Problem requirements —
Lines containing the word "that" are to be located and copied.

Collected data
^^^^^^^^^^^^^^^^

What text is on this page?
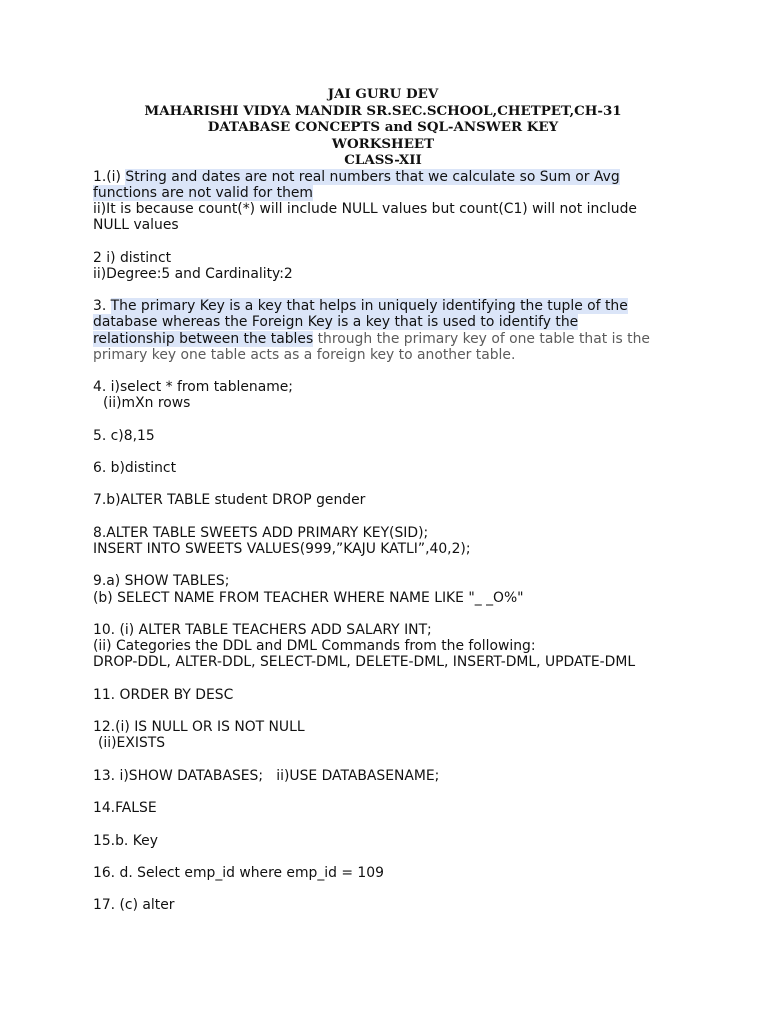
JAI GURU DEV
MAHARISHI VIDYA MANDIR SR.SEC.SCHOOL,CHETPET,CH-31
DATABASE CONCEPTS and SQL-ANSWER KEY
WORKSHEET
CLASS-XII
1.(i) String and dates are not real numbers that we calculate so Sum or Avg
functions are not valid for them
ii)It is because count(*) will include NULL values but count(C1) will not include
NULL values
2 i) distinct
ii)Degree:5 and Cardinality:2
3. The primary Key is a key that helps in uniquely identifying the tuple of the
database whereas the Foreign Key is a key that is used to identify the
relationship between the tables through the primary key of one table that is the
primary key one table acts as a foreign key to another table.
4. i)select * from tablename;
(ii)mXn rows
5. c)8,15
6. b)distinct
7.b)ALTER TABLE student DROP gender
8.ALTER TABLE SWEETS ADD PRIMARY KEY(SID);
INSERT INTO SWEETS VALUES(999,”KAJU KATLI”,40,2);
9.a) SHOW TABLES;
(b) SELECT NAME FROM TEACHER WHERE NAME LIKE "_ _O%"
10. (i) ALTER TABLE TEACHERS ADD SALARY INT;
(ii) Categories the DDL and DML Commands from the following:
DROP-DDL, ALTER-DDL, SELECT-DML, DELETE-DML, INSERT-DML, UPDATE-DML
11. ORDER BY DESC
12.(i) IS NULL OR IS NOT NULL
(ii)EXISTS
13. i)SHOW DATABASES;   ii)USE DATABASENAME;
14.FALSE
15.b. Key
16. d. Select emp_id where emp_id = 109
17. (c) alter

^^^^^^^^^^^^^^^^

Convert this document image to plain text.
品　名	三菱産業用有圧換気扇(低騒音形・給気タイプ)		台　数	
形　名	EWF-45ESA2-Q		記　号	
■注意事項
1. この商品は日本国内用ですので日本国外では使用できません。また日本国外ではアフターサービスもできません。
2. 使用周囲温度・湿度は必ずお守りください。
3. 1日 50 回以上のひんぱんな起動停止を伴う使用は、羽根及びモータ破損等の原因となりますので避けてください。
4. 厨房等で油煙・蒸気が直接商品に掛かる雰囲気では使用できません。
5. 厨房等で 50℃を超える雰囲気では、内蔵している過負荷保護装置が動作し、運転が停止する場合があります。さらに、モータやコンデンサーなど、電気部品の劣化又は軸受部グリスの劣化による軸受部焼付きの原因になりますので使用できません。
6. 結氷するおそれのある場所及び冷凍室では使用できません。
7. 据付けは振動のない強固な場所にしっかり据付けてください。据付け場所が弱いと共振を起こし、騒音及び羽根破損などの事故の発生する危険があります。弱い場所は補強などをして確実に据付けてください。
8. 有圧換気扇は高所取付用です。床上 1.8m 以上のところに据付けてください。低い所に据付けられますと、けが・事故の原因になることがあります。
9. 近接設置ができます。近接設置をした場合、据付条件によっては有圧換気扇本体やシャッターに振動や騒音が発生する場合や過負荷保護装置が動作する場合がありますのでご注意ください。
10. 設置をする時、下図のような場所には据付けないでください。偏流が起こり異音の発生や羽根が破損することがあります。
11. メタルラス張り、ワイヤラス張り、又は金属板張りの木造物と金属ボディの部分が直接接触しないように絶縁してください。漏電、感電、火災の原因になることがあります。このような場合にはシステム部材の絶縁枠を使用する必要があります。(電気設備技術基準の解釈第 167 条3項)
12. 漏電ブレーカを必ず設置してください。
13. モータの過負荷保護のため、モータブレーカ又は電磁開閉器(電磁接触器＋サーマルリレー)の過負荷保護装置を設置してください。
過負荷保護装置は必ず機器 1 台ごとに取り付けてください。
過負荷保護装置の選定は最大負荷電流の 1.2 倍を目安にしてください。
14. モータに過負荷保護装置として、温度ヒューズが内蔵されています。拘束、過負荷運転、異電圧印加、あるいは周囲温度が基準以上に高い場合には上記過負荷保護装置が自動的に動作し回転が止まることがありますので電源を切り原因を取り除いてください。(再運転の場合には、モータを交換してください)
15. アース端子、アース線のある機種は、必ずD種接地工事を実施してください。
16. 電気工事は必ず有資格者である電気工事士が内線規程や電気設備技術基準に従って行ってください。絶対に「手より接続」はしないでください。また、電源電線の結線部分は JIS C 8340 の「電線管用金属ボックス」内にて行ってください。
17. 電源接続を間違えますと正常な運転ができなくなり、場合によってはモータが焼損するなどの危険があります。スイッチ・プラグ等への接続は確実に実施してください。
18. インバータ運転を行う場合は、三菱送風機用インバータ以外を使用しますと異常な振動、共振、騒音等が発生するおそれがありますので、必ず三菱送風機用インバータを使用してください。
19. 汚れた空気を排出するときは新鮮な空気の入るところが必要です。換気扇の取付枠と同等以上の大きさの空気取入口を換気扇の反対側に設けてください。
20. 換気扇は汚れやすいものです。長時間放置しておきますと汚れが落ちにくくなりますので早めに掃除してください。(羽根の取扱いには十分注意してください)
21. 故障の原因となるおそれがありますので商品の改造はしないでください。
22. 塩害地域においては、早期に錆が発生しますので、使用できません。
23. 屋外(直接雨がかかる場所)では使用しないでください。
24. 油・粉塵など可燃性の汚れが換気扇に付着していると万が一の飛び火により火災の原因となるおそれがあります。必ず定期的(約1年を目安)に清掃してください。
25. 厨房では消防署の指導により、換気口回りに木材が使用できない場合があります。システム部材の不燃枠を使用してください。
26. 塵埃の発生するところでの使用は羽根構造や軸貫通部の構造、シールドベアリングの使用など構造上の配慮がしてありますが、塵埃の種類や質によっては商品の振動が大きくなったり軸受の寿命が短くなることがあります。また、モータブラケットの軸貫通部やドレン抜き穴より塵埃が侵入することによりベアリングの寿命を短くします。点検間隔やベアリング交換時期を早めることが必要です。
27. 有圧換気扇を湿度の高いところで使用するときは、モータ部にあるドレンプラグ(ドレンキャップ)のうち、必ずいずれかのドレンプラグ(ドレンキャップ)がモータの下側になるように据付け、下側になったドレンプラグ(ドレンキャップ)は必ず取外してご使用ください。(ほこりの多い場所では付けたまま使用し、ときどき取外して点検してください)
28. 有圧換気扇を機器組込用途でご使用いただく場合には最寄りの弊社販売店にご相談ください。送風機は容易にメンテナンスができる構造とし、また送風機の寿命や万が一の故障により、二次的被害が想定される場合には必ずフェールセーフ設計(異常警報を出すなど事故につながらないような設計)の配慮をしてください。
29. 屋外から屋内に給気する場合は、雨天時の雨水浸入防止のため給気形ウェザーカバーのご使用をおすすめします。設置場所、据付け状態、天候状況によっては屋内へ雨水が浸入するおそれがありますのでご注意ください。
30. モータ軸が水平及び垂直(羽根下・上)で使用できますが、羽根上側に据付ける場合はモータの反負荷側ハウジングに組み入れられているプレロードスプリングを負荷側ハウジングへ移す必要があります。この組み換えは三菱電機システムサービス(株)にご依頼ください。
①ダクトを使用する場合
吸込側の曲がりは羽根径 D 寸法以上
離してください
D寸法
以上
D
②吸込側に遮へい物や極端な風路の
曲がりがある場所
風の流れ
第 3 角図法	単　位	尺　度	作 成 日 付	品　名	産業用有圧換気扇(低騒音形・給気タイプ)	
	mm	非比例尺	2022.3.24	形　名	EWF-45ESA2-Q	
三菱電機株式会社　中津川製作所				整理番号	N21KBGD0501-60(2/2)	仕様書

^^^^^^^^^^^^^^^^

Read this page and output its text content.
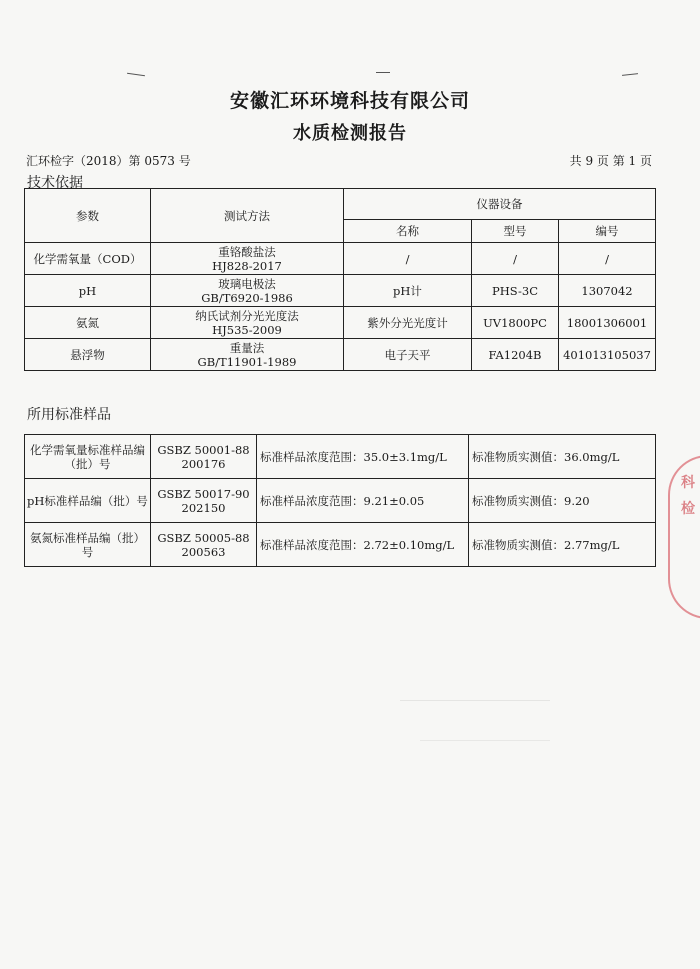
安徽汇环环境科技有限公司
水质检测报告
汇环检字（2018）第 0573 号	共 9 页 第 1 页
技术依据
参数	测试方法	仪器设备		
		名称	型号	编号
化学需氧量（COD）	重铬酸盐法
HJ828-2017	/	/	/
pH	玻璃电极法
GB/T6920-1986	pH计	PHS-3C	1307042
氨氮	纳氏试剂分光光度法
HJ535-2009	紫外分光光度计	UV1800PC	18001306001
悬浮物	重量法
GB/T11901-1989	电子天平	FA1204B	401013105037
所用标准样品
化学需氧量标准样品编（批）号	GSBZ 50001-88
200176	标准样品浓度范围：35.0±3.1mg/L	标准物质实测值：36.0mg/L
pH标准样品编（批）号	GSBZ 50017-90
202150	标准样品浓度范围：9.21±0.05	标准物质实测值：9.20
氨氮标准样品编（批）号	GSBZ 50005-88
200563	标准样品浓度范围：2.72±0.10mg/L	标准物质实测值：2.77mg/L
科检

^^^^^^^^^^^^^^^^

Answer below —
1.(i) String and dates are not real numbers that we calculate so Sum or Avg
3. The primary Key is a key that helps in uniquely identifying the tuple of the
database whereas the Foreign Key is a key that is used to identify the
relationship between the tables through the primary key of one table that is the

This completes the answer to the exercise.